PROBLEM STATEMENT - Gather all lines with "liệu" from the records.
↓
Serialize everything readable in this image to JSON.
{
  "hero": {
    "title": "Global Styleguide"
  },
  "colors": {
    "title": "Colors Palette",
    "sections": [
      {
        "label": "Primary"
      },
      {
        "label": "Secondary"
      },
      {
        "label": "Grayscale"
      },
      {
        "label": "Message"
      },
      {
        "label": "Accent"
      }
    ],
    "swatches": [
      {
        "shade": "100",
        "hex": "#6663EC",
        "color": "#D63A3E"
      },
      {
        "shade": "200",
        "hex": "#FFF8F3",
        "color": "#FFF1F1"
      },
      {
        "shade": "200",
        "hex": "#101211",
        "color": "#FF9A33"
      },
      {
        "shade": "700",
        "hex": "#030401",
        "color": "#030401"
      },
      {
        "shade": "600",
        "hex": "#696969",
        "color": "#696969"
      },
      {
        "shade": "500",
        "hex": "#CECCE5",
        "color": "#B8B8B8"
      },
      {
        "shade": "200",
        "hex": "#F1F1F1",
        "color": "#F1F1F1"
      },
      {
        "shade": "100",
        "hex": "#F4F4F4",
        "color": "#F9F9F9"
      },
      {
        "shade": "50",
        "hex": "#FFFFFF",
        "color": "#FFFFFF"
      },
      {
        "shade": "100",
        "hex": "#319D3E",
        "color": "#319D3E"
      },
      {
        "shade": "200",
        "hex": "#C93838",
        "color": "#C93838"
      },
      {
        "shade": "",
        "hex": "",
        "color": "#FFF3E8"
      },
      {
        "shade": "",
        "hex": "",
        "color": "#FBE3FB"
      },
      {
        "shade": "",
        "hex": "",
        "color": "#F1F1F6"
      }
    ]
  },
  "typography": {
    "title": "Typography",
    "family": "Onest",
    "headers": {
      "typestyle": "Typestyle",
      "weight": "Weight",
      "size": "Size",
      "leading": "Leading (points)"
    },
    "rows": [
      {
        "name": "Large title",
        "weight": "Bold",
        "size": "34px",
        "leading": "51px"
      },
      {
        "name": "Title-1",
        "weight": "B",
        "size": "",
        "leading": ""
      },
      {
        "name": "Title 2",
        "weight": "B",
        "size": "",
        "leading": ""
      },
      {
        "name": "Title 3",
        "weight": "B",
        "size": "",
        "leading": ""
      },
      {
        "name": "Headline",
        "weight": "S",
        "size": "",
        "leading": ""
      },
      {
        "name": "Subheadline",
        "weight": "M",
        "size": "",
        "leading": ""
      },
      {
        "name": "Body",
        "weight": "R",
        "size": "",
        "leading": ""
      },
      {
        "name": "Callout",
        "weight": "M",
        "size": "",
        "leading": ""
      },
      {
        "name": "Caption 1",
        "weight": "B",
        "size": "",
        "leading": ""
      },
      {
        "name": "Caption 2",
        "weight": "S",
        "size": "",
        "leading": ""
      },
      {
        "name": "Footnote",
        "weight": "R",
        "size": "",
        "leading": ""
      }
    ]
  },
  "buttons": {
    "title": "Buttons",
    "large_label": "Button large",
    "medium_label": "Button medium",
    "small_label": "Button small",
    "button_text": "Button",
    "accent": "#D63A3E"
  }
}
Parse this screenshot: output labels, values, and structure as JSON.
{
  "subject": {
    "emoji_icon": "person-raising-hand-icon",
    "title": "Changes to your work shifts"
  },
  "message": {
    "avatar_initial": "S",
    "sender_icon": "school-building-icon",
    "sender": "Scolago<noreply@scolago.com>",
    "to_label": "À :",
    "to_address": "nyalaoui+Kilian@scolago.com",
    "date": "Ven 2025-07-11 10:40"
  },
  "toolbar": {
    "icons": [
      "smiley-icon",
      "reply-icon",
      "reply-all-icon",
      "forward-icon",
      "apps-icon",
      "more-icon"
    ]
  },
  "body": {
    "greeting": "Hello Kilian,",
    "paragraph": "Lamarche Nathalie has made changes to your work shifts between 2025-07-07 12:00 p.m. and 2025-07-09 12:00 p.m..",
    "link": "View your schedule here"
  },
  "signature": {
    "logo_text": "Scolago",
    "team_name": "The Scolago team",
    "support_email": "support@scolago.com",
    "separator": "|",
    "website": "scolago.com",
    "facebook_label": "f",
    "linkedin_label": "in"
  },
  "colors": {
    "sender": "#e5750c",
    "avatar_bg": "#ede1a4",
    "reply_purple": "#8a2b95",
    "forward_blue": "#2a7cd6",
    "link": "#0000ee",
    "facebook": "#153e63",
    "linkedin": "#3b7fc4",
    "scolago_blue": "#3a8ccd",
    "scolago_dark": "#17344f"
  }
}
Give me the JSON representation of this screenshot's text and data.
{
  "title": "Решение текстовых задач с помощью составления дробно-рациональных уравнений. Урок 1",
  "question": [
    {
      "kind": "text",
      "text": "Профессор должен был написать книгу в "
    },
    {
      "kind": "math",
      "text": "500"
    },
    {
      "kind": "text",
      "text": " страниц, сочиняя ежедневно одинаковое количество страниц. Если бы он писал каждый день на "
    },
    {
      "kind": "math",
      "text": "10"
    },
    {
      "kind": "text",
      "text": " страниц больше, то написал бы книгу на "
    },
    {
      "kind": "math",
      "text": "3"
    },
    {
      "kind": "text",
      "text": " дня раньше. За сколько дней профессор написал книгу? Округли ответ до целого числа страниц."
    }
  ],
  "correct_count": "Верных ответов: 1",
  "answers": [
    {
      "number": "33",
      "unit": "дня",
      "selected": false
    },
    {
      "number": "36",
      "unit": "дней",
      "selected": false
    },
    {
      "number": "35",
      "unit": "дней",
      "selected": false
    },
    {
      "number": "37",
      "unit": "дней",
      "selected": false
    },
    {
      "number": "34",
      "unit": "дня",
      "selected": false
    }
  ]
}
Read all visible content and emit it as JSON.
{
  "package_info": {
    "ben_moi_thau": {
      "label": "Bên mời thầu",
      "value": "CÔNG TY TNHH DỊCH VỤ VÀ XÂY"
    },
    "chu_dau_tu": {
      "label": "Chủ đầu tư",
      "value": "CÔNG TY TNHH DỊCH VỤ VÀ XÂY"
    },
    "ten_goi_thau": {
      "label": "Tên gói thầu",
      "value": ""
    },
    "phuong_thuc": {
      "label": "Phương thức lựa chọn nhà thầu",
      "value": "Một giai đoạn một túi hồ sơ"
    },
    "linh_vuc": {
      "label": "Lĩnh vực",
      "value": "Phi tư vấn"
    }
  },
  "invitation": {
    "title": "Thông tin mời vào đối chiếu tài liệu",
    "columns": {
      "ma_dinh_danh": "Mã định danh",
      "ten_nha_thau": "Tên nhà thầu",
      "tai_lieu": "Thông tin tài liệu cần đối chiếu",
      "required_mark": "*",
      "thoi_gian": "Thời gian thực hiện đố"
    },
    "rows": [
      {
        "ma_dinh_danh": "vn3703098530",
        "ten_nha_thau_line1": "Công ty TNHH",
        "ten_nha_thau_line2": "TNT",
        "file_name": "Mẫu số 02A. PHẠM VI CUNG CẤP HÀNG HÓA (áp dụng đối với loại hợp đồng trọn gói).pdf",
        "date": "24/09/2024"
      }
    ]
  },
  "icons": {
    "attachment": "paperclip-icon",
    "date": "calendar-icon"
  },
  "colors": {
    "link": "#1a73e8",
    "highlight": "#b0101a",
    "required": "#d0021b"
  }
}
↑
RESPONSE TO THE TASK -
    "title": "Thông tin mời vào đối chiếu tài liệu",
      "tai_lieu": "Thông tin tài liệu cần đối chiếu",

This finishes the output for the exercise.